WRITTEN REQUEST: Locate every line below that contains the word "completion" and copy it.

(Stored data)
····················

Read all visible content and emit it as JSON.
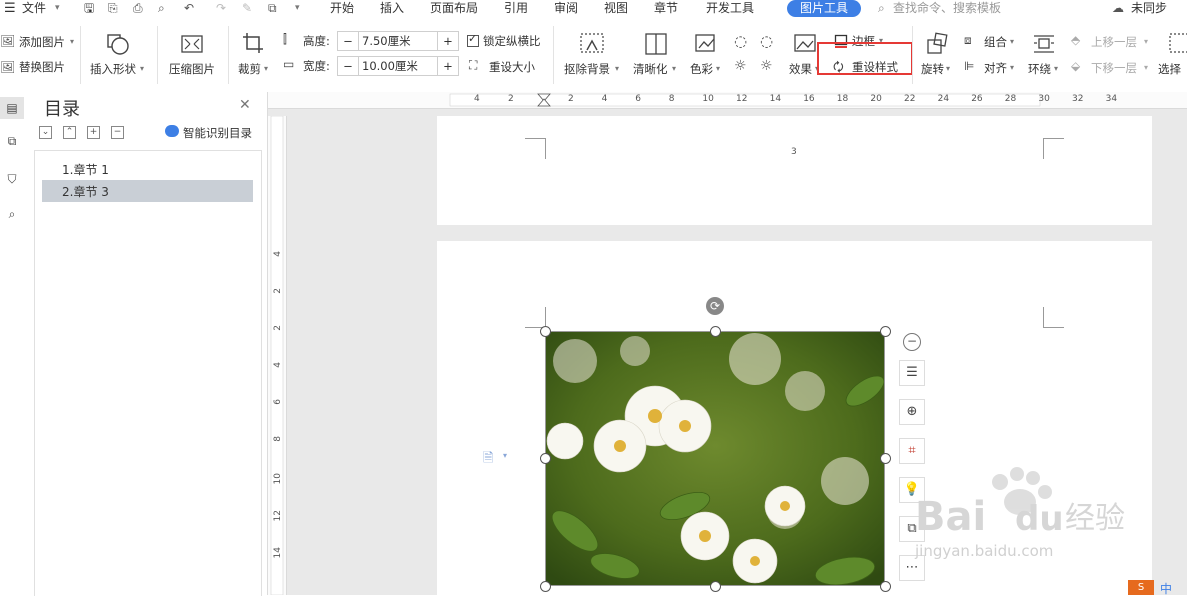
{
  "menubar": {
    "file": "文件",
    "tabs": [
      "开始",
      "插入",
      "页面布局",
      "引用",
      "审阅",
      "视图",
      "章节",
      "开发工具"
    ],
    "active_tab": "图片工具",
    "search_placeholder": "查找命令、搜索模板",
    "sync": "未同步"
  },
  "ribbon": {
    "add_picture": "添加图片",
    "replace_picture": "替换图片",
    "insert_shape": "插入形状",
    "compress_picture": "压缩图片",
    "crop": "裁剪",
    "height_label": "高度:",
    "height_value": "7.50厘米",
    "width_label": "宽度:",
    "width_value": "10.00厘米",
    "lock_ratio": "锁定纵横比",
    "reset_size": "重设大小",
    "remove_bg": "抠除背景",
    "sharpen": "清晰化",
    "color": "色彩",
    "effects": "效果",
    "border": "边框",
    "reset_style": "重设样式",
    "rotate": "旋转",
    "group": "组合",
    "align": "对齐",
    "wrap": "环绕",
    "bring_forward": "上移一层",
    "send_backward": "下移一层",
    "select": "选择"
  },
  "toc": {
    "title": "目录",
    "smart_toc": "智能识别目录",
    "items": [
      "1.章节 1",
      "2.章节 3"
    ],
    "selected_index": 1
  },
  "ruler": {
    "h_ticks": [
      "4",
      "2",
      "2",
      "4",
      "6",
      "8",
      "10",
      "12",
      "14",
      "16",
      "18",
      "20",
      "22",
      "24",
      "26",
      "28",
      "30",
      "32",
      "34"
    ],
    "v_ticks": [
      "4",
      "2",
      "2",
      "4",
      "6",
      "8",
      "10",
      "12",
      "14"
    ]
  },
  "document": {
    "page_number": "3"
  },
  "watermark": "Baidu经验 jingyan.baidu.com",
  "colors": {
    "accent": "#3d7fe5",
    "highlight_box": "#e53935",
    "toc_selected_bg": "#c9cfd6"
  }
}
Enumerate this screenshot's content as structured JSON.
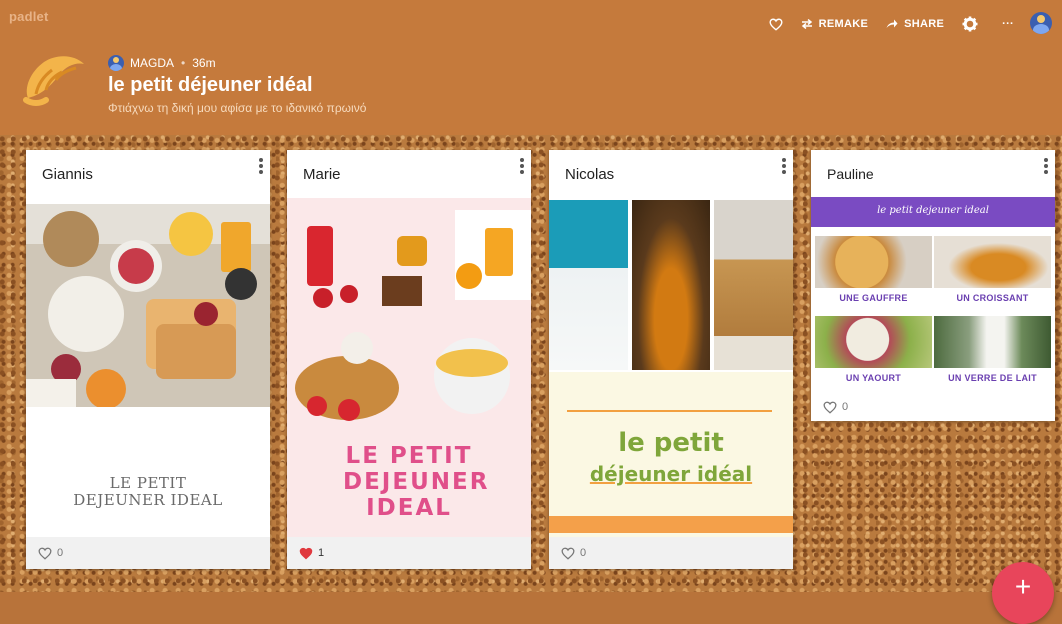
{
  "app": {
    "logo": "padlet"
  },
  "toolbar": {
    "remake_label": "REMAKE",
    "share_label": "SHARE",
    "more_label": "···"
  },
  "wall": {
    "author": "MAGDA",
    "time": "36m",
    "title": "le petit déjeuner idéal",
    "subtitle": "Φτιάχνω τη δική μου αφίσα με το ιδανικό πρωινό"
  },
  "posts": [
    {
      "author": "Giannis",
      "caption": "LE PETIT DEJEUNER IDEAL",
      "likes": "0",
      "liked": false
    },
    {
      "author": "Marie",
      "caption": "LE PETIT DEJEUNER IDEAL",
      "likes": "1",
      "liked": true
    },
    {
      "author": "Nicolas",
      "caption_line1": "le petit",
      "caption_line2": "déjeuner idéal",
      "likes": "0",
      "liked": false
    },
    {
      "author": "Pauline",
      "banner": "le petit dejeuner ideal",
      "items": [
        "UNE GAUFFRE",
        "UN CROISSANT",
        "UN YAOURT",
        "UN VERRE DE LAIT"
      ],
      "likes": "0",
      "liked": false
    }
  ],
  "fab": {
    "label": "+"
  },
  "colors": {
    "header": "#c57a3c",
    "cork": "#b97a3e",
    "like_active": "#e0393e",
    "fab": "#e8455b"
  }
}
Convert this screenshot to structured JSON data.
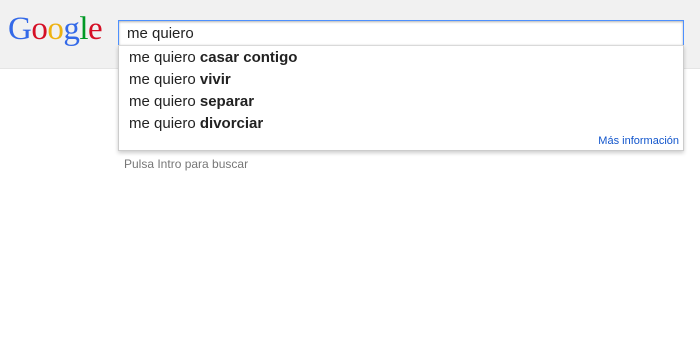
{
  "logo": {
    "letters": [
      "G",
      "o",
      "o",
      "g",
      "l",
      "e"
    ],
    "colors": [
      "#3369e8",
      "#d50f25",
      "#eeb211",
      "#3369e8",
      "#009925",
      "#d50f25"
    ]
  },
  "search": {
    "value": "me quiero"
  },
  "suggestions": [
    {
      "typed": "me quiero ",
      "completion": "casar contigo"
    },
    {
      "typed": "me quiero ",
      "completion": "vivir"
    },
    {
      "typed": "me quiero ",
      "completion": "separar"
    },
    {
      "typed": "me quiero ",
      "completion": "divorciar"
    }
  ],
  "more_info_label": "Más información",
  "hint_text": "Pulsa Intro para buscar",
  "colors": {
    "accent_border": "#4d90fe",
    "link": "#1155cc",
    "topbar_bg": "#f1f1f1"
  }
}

····················

EXERCISE SOLUTION:
      "completion": "casar contigo"
      "completion": "vivir"
      "completion": "separar"
      "completion": "divorciar"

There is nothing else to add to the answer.